EXERCISE DIRECTIONS:
Retype every line of the material below word for word, leaving out the pictures.

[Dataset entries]
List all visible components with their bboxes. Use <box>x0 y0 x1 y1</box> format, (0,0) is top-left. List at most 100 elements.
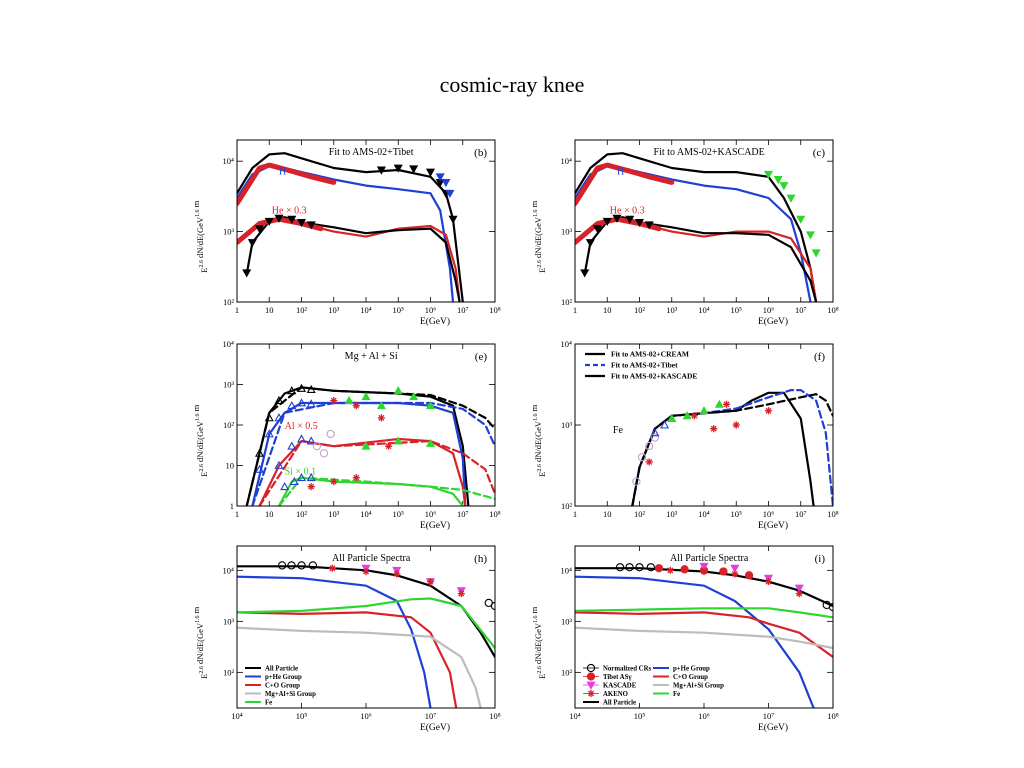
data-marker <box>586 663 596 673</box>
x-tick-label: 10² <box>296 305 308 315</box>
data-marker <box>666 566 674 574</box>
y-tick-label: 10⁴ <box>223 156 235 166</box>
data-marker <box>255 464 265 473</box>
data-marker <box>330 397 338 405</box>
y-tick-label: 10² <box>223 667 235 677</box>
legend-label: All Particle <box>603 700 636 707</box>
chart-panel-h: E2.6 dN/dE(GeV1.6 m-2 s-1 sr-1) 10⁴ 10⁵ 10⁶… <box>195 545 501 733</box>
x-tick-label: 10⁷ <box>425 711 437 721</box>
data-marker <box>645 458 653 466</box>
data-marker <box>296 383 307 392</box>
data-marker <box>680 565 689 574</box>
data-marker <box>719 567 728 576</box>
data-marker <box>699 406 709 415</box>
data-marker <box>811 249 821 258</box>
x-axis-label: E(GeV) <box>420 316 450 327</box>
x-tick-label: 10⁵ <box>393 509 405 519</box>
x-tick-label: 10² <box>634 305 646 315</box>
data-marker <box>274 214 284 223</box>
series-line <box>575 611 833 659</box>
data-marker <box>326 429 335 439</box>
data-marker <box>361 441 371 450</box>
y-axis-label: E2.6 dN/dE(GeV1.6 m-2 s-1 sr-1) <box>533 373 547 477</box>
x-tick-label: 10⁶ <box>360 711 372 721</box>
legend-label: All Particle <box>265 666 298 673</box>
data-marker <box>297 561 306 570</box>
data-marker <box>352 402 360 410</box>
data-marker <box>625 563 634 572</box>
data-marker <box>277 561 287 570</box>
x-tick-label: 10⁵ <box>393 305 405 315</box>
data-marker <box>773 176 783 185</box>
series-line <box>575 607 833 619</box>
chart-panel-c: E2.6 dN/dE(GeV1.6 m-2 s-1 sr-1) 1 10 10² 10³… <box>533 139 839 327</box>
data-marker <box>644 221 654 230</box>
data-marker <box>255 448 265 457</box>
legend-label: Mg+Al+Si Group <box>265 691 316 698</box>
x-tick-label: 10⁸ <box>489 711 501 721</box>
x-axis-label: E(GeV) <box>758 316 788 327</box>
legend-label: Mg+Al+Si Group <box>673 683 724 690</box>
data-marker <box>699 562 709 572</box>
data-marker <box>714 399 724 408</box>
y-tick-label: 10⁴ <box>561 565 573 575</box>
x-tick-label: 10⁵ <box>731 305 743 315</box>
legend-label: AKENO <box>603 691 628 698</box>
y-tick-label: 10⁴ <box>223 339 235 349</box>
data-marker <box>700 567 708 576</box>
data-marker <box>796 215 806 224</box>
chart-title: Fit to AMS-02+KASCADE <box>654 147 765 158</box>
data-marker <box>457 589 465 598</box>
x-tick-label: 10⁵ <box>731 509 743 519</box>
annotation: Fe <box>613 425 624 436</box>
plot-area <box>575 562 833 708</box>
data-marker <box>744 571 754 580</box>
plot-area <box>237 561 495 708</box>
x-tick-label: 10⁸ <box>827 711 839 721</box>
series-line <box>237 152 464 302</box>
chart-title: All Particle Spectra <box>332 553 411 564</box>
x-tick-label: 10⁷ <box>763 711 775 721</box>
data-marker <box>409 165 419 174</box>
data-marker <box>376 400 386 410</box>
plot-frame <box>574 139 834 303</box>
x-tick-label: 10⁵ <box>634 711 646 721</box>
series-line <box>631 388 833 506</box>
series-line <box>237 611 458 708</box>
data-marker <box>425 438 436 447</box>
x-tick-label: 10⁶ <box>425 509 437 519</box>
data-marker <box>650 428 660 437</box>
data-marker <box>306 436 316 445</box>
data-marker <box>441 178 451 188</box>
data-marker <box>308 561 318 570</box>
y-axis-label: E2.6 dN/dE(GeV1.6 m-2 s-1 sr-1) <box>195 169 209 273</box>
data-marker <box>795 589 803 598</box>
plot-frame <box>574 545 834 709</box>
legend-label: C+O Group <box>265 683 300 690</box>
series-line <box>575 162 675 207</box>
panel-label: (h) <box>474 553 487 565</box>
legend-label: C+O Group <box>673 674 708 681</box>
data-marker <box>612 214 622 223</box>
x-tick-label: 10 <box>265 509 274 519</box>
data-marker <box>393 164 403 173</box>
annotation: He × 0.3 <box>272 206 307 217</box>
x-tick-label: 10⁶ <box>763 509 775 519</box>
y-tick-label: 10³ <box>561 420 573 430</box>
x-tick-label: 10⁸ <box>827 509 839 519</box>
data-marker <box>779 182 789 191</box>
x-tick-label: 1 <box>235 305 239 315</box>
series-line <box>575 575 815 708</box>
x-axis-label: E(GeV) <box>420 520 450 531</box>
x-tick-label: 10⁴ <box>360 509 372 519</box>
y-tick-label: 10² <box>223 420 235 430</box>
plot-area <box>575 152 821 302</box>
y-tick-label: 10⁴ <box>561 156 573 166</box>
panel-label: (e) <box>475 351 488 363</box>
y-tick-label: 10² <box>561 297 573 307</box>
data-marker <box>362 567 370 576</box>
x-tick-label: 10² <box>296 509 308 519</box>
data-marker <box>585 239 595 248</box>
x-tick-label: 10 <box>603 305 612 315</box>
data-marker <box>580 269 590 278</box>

SOLUTION FOR THIS TASK:
List all visible components with their bboxes. Use <box>x0 y0 x1 y1</box> format, (0,0) is top-left. List at most 100 elements.
data-marker <box>586 663 596 673</box>
x-tick-label: 10² <box>296 305 308 315</box>
data-marker <box>666 566 674 574</box>
y-tick-label: 10⁴ <box>223 156 235 166</box>
data-marker <box>255 464 265 473</box>
data-marker <box>330 397 338 405</box>
y-tick-label: 10² <box>223 667 235 677</box>
legend-label: All Particle <box>603 700 636 707</box>
chart-panel-h: E2.6 dN/dE(GeV1.6 m-2 s-1 sr-1) 10⁴ 10⁵ 10⁶… <box>195 545 501 733</box>
x-tick-label: 10⁷ <box>425 711 437 721</box>
data-marker <box>645 458 653 466</box>
data-marker <box>296 383 307 392</box>
data-marker <box>680 565 689 574</box>
data-marker <box>719 567 728 576</box>
data-marker <box>699 406 709 415</box>
data-marker <box>811 249 821 258</box>
x-axis-label: E(GeV) <box>420 316 450 327</box>
x-tick-label: 10⁵ <box>393 509 405 519</box>
x-tick-label: 10² <box>634 305 646 315</box>
data-marker <box>274 214 284 223</box>
series-line <box>575 611 833 659</box>
data-marker <box>326 429 335 439</box>
data-marker <box>361 441 371 450</box>
y-axis-label: E2.6 dN/dE(GeV1.6 m-2 s-1 sr-1) <box>533 373 547 477</box>
x-tick-label: 10⁶ <box>360 711 372 721</box>
legend-label: All Particle <box>265 666 298 673</box>
data-marker <box>297 561 306 570</box>
data-marker <box>352 402 360 410</box>
data-marker <box>625 563 634 572</box>
data-marker <box>277 561 287 570</box>
x-tick-label: 10⁵ <box>393 305 405 315</box>
data-marker <box>773 176 783 185</box>
series-line <box>575 607 833 619</box>
chart-panel-c: E2.6 dN/dE(GeV1.6 m-2 s-1 sr-1) 1 10 10² 10³… <box>533 139 839 327</box>
data-marker <box>644 221 654 230</box>
data-marker <box>255 448 265 457</box>
legend-label: Mg+Al+Si Group <box>265 691 316 698</box>
x-tick-label: 10⁸ <box>489 711 501 721</box>
x-axis-label: E(GeV) <box>758 316 788 327</box>
legend-label: Mg+Al+Si Group <box>673 683 724 690</box>
data-marker <box>699 562 709 572</box>
data-marker <box>714 399 724 408</box>
y-tick-label: 10⁴ <box>561 565 573 575</box>
x-tick-label: 10⁵ <box>731 305 743 315</box>
legend-label: AKENO <box>603 691 628 698</box>
y-tick-label: 10⁴ <box>223 339 235 349</box>
data-marker <box>700 567 708 576</box>
data-marker <box>796 215 806 224</box>
chart-title: Fit to AMS-02+KASCADE <box>654 147 765 158</box>
data-marker <box>457 589 465 598</box>
x-tick-label: 10⁵ <box>731 509 743 519</box>
annotation: Fe <box>613 425 624 436</box>
plot-area <box>575 562 833 708</box>
data-marker <box>744 571 754 580</box>
plot-area <box>237 561 495 708</box>
x-tick-label: 10⁸ <box>827 711 839 721</box>
series-line <box>237 152 464 302</box>
chart-title: All Particle Spectra <box>332 553 411 564</box>
x-tick-label: 10⁷ <box>763 711 775 721</box>
data-marker <box>409 165 419 174</box>
data-marker <box>376 400 386 410</box>
plot-frame <box>574 139 834 303</box>
x-tick-label: 10⁵ <box>634 711 646 721</box>
series-line <box>631 388 833 506</box>
series-line <box>237 611 458 708</box>
data-marker <box>425 438 436 447</box>
x-tick-label: 10⁶ <box>425 509 437 519</box>
data-marker <box>650 428 660 437</box>
data-marker <box>306 436 316 445</box>
data-marker <box>441 178 451 188</box>
data-marker <box>308 561 318 570</box>
y-axis-label: E2.6 dN/dE(GeV1.6 m-2 s-1 sr-1) <box>195 169 209 273</box>
data-marker <box>795 589 803 598</box>
plot-frame <box>574 545 834 709</box>
legend-label: C+O Group <box>265 683 300 690</box>
series-line <box>575 162 675 207</box>
panel-label: (h) <box>474 553 487 565</box>
legend-label: C+O Group <box>673 674 708 681</box>
data-marker <box>612 214 622 223</box>
x-tick-label: 10 <box>265 509 274 519</box>
data-marker <box>393 164 403 173</box>
annotation: He × 0.3 <box>272 206 307 217</box>
x-tick-label: 10⁶ <box>763 509 775 519</box>
y-tick-label: 10³ <box>561 420 573 430</box>
x-tick-label: 10⁸ <box>827 509 839 519</box>
data-marker <box>779 182 789 191</box>
x-tick-label: 1 <box>235 305 239 315</box>
series-line <box>575 575 815 708</box>
x-axis-label: E(GeV) <box>420 520 450 531</box>
x-tick-label: 10⁴ <box>360 509 372 519</box>
y-tick-label: 10² <box>223 420 235 430</box>
plot-area <box>575 152 821 302</box>
y-tick-label: 10⁴ <box>561 156 573 166</box>
panel-label: (e) <box>475 351 488 363</box>
y-tick-label: 10² <box>561 297 573 307</box>
data-marker <box>362 567 370 576</box>
x-tick-label: 10² <box>296 509 308 519</box>
data-marker <box>585 239 595 248</box>
x-tick-label: 10 <box>603 305 612 315</box>
data-marker <box>580 269 590 278</box>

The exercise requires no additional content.